#### Given task
Reproduce the material in full, unchanged.

#### Working data
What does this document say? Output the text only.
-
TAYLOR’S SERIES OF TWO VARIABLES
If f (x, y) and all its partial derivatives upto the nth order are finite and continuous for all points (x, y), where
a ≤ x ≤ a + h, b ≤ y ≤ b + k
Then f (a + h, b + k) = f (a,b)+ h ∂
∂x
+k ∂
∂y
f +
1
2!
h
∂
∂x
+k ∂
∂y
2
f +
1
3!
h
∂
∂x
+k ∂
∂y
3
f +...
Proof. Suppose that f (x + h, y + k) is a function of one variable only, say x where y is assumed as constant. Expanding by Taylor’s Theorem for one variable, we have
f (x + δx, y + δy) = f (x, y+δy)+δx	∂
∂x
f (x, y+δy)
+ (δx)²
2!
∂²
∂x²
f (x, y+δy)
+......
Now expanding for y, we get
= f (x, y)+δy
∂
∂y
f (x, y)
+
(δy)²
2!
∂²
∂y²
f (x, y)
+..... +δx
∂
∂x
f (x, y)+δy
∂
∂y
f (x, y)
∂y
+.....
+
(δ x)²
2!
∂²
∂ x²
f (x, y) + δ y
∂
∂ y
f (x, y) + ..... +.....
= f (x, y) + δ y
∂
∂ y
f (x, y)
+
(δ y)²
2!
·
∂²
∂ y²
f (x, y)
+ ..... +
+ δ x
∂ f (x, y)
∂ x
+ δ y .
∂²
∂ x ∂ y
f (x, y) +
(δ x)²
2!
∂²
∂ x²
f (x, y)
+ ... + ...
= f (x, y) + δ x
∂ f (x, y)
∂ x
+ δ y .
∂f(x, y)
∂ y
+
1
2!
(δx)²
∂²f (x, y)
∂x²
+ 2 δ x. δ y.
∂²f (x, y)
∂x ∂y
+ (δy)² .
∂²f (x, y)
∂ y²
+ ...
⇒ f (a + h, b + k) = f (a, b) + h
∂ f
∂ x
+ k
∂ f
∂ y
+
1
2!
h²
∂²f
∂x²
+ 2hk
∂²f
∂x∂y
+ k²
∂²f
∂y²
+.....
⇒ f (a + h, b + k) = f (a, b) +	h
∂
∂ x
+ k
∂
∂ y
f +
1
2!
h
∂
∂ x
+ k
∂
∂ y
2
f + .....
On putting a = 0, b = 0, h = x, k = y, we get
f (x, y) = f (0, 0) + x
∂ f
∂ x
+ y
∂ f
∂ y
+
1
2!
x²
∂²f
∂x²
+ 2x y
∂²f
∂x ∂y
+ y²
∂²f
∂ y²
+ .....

#### Task response
What does this document say? Output the text only.
-
TAYLOR’S SERIES OF TWO VARIABLES
If f (x, y) and all its partial derivatives upto the nth order are finite and continuous for all points (x, y), where
a ≤ x ≤ a + h, b ≤ y ≤ b + k
Then f (a + h, b + k) = f (a,b)+ h ∂
∂x
+k ∂
∂y
f +
1
2!
h
∂
∂x
+k ∂
∂y
2
f +
1
3!
h
∂
∂x
+k ∂
∂y
3
f +...
Proof. Suppose that f (x + h, y + k) is a function of one variable only, say x where y is assumed as constant. Expanding by Taylor’s Theorem for one variable, we have
f (x + δx, y + δy) = f (x, y+δy)+δx	∂
∂x
f (x, y+δy)
+ (δx)²
2!
∂²
∂x²
f (x, y+δy)
+......
Now expanding for y, we get
= f (x, y)+δy
∂
∂y
f (x, y)
+
(δy)²
2!
∂²
∂y²
f (x, y)
+..... +δx
∂
∂x
f (x, y)+δy
∂
∂y
f (x, y)
∂y
+.....
+
(δ x)²
2!
∂²
∂ x²
f (x, y) + δ y
∂
∂ y
f (x, y) + ..... +.....
= f (x, y) + δ y
∂
∂ y
f (x, y)
+
(δ y)²
2!
·
∂²
∂ y²
f (x, y)
+ ..... +
+ δ x
∂ f (x, y)
∂ x
+ δ y .
∂²
∂ x ∂ y
f (x, y) +
(δ x)²
2!
∂²
∂ x²
f (x, y)
+ ... + ...
= f (x, y) + δ x
∂ f (x, y)
∂ x
+ δ y .
∂f(x, y)
∂ y
+
1
2!
(δx)²
∂²f (x, y)
∂x²
+ 2 δ x. δ y.
∂²f (x, y)
∂x ∂y
+ (δy)² .
∂²f (x, y)
∂ y²
+ ...
⇒ f (a + h, b + k) = f (a, b) + h
∂ f
∂ x
+ k
∂ f
∂ y
+
1
2!
h²
∂²f
∂x²
+ 2hk
∂²f
∂x∂y
+ k²
∂²f
∂y²
+.....
⇒ f (a + h, b + k) = f (a, b) +	h
∂
∂ x
+ k
∂
∂ y
f +
1
2!
h
∂
∂ x
+ k
∂
∂ y
2
f + .....
On putting a = 0, b = 0, h = x, k = y, we get
f (x, y) = f (0, 0) + x
∂ f
∂ x
+ y
∂ f
∂ y
+
1
2!
x²
∂²f
∂x²
+ 2x y
∂²f
∂x ∂y
+ y²
∂²f
∂ y²
+ .....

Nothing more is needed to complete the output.